## [WRITTEN EXERCISE]
Locate the word "name" in the entries below, then gather every line that holds it.

((

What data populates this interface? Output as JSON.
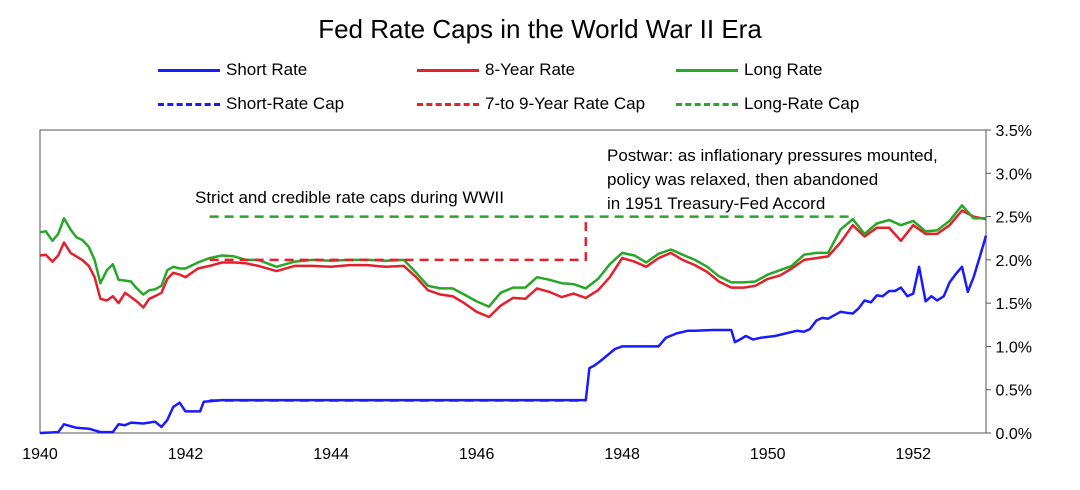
{
  "chart_data": {
    "type": "line",
    "title": "Fed Rate Caps in the World War II Era",
    "xlabel": "",
    "ylabel": "",
    "xlim": [
      1940,
      1953
    ],
    "ylim": [
      0,
      3.5
    ],
    "x_ticks": [
      "1940",
      "1942",
      "1944",
      "1946",
      "1948",
      "1950",
      "1952"
    ],
    "y_ticks": [
      "0.0%",
      "0.5%",
      "1.0%",
      "1.5%",
      "2.0%",
      "2.5%",
      "3.0%",
      "3.5%"
    ],
    "grid": false,
    "legend_position": "top",
    "series": [
      {
        "name": "Short Rate",
        "color": "#1a1aff",
        "style": "solid",
        "x": [
          1940.0,
          1940.25,
          1940.33,
          1940.5,
          1940.67,
          1940.83,
          1941.0,
          1941.08,
          1941.17,
          1941.25,
          1941.42,
          1941.58,
          1941.67,
          1941.75,
          1941.83,
          1941.92,
          1942.0,
          1942.08,
          1942.2,
          1942.25,
          1942.5,
          1943.0,
          1944.0,
          1945.0,
          1946.0,
          1947.0,
          1947.4,
          1947.5,
          1947.55,
          1947.62,
          1947.7,
          1947.8,
          1947.9,
          1948.0,
          1948.25,
          1948.5,
          1948.6,
          1948.75,
          1948.9,
          1949.0,
          1949.25,
          1949.5,
          1949.55,
          1949.62,
          1949.7,
          1949.8,
          1949.9,
          1950.0,
          1950.1,
          1950.25,
          1950.4,
          1950.5,
          1950.58,
          1950.67,
          1950.75,
          1950.83,
          1951.0,
          1951.08,
          1951.17,
          1951.25,
          1951.33,
          1951.42,
          1951.5,
          1951.58,
          1951.67,
          1951.75,
          1951.83,
          1951.92,
          1952.0,
          1952.08,
          1952.17,
          1952.25,
          1952.33,
          1952.42,
          1952.5,
          1952.58,
          1952.67,
          1952.75,
          1952.83,
          1952.92,
          1953.0
        ],
        "values": [
          0.0,
          0.01,
          0.1,
          0.06,
          0.05,
          0.01,
          0.01,
          0.1,
          0.09,
          0.12,
          0.11,
          0.13,
          0.07,
          0.15,
          0.3,
          0.35,
          0.25,
          0.25,
          0.25,
          0.36,
          0.38,
          0.38,
          0.38,
          0.38,
          0.38,
          0.38,
          0.38,
          0.38,
          0.75,
          0.78,
          0.83,
          0.9,
          0.97,
          1.0,
          1.0,
          1.0,
          1.1,
          1.15,
          1.18,
          1.18,
          1.19,
          1.19,
          1.05,
          1.08,
          1.12,
          1.08,
          1.1,
          1.11,
          1.12,
          1.15,
          1.18,
          1.17,
          1.2,
          1.3,
          1.33,
          1.32,
          1.4,
          1.39,
          1.38,
          1.44,
          1.53,
          1.51,
          1.59,
          1.58,
          1.64,
          1.64,
          1.68,
          1.58,
          1.61,
          1.92,
          1.52,
          1.58,
          1.53,
          1.58,
          1.74,
          1.83,
          1.92,
          1.63,
          1.8,
          2.05,
          2.28
        ]
      },
      {
        "name": "8-Year Rate",
        "color": "#e3202b",
        "style": "solid",
        "x": [
          1940.0,
          1940.08,
          1940.17,
          1940.25,
          1940.33,
          1940.42,
          1940.5,
          1940.58,
          1940.67,
          1940.75,
          1940.83,
          1940.92,
          1941.0,
          1941.08,
          1941.17,
          1941.25,
          1941.33,
          1941.42,
          1941.5,
          1941.58,
          1941.67,
          1941.75,
          1941.83,
          1941.92,
          1942.0,
          1942.17,
          1942.33,
          1942.5,
          1942.67,
          1942.83,
          1943.0,
          1943.25,
          1943.5,
          1943.75,
          1944.0,
          1944.25,
          1944.5,
          1944.75,
          1945.0,
          1945.17,
          1945.33,
          1945.5,
          1945.67,
          1945.83,
          1946.0,
          1946.17,
          1946.33,
          1946.5,
          1946.67,
          1946.83,
          1947.0,
          1947.17,
          1947.33,
          1947.5,
          1947.67,
          1947.83,
          1948.0,
          1948.17,
          1948.33,
          1948.5,
          1948.67,
          1948.83,
          1949.0,
          1949.17,
          1949.33,
          1949.5,
          1949.67,
          1949.83,
          1950.0,
          1950.17,
          1950.33,
          1950.5,
          1950.67,
          1950.83,
          1951.0,
          1951.17,
          1951.33,
          1951.5,
          1951.67,
          1951.83,
          1952.0,
          1952.17,
          1952.33,
          1952.5,
          1952.67,
          1952.83,
          1953.0
        ],
        "values": [
          2.05,
          2.06,
          1.98,
          2.05,
          2.2,
          2.08,
          2.04,
          2.0,
          1.93,
          1.8,
          1.55,
          1.53,
          1.58,
          1.5,
          1.62,
          1.57,
          1.52,
          1.45,
          1.55,
          1.58,
          1.62,
          1.78,
          1.85,
          1.83,
          1.8,
          1.9,
          1.93,
          1.97,
          1.97,
          1.96,
          1.93,
          1.87,
          1.93,
          1.93,
          1.92,
          1.94,
          1.94,
          1.92,
          1.93,
          1.8,
          1.65,
          1.6,
          1.58,
          1.5,
          1.4,
          1.34,
          1.47,
          1.56,
          1.55,
          1.67,
          1.63,
          1.57,
          1.61,
          1.56,
          1.65,
          1.8,
          2.02,
          1.98,
          1.92,
          2.02,
          2.08,
          2.0,
          1.94,
          1.86,
          1.75,
          1.68,
          1.68,
          1.7,
          1.78,
          1.82,
          1.9,
          2.0,
          2.02,
          2.04,
          2.2,
          2.4,
          2.27,
          2.37,
          2.37,
          2.22,
          2.4,
          2.3,
          2.3,
          2.4,
          2.57,
          2.5,
          2.47
        ]
      },
      {
        "name": "Long Rate",
        "color": "#27a627",
        "style": "solid",
        "x": [
          1940.0,
          1940.08,
          1940.17,
          1940.25,
          1940.33,
          1940.42,
          1940.5,
          1940.58,
          1940.67,
          1940.75,
          1940.83,
          1940.92,
          1941.0,
          1941.08,
          1941.17,
          1941.25,
          1941.33,
          1941.42,
          1941.5,
          1941.58,
          1941.67,
          1941.75,
          1941.83,
          1941.92,
          1942.0,
          1942.17,
          1942.33,
          1942.5,
          1942.67,
          1942.83,
          1943.0,
          1943.25,
          1943.5,
          1943.75,
          1944.0,
          1944.25,
          1944.5,
          1944.75,
          1945.0,
          1945.17,
          1945.33,
          1945.5,
          1945.67,
          1945.83,
          1946.0,
          1946.17,
          1946.33,
          1946.5,
          1946.67,
          1946.83,
          1947.0,
          1947.17,
          1947.33,
          1947.5,
          1947.67,
          1947.83,
          1948.0,
          1948.17,
          1948.33,
          1948.5,
          1948.67,
          1948.83,
          1949.0,
          1949.17,
          1949.33,
          1949.5,
          1949.67,
          1949.83,
          1950.0,
          1950.17,
          1950.33,
          1950.5,
          1950.67,
          1950.83,
          1951.0,
          1951.17,
          1951.33,
          1951.5,
          1951.67,
          1951.83,
          1952.0,
          1952.17,
          1952.33,
          1952.5,
          1952.67,
          1952.83,
          1953.0
        ],
        "values": [
          2.32,
          2.33,
          2.22,
          2.3,
          2.48,
          2.35,
          2.26,
          2.23,
          2.15,
          2.0,
          1.73,
          1.88,
          1.95,
          1.77,
          1.76,
          1.75,
          1.67,
          1.6,
          1.65,
          1.66,
          1.7,
          1.88,
          1.92,
          1.9,
          1.9,
          1.97,
          2.02,
          2.05,
          2.04,
          2.0,
          2.0,
          1.92,
          1.98,
          2.0,
          1.99,
          2.0,
          2.0,
          1.99,
          2.0,
          1.85,
          1.7,
          1.67,
          1.67,
          1.6,
          1.52,
          1.46,
          1.62,
          1.68,
          1.68,
          1.8,
          1.77,
          1.73,
          1.72,
          1.67,
          1.78,
          1.95,
          2.08,
          2.05,
          1.97,
          2.07,
          2.12,
          2.06,
          2.0,
          1.92,
          1.81,
          1.74,
          1.74,
          1.75,
          1.83,
          1.88,
          1.93,
          2.06,
          2.08,
          2.08,
          2.35,
          2.47,
          2.3,
          2.42,
          2.46,
          2.4,
          2.45,
          2.33,
          2.34,
          2.45,
          2.63,
          2.48,
          2.48
        ]
      },
      {
        "name": "Short-Rate Cap",
        "color": "#1a1aff",
        "style": "dashed",
        "x": [
          1942.33,
          1947.5
        ],
        "values": [
          0.375,
          0.375
        ]
      },
      {
        "name": "7-to 9-Year Rate Cap",
        "color": "#e3202b",
        "style": "dashed",
        "x": [
          1942.33,
          1947.5,
          1947.5
        ],
        "values": [
          2.0,
          2.0,
          2.5
        ]
      },
      {
        "name": "Long-Rate Cap",
        "color": "#27a627",
        "style": "dashed",
        "x": [
          1942.33,
          1951.2
        ],
        "values": [
          2.5,
          2.5
        ]
      }
    ],
    "annotations": [
      {
        "text": "Strict and credible rate caps during WWII"
      },
      {
        "text": "Postwar: as inflationary pressures mounted,"
      },
      {
        "text": "policy was relaxed, then abandoned"
      },
      {
        "text": "in 1951 Treasury-Fed Accord"
      }
    ]
  }
}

))

## [FULL SOLUTION]
        "name": "Short Rate",
        "name": "8-Year Rate",
        "name": "Long Rate",
        "name": "Short-Rate Cap",
        "name": "7-to 9-Year Rate Cap",
        "name": "Long-Rate Cap",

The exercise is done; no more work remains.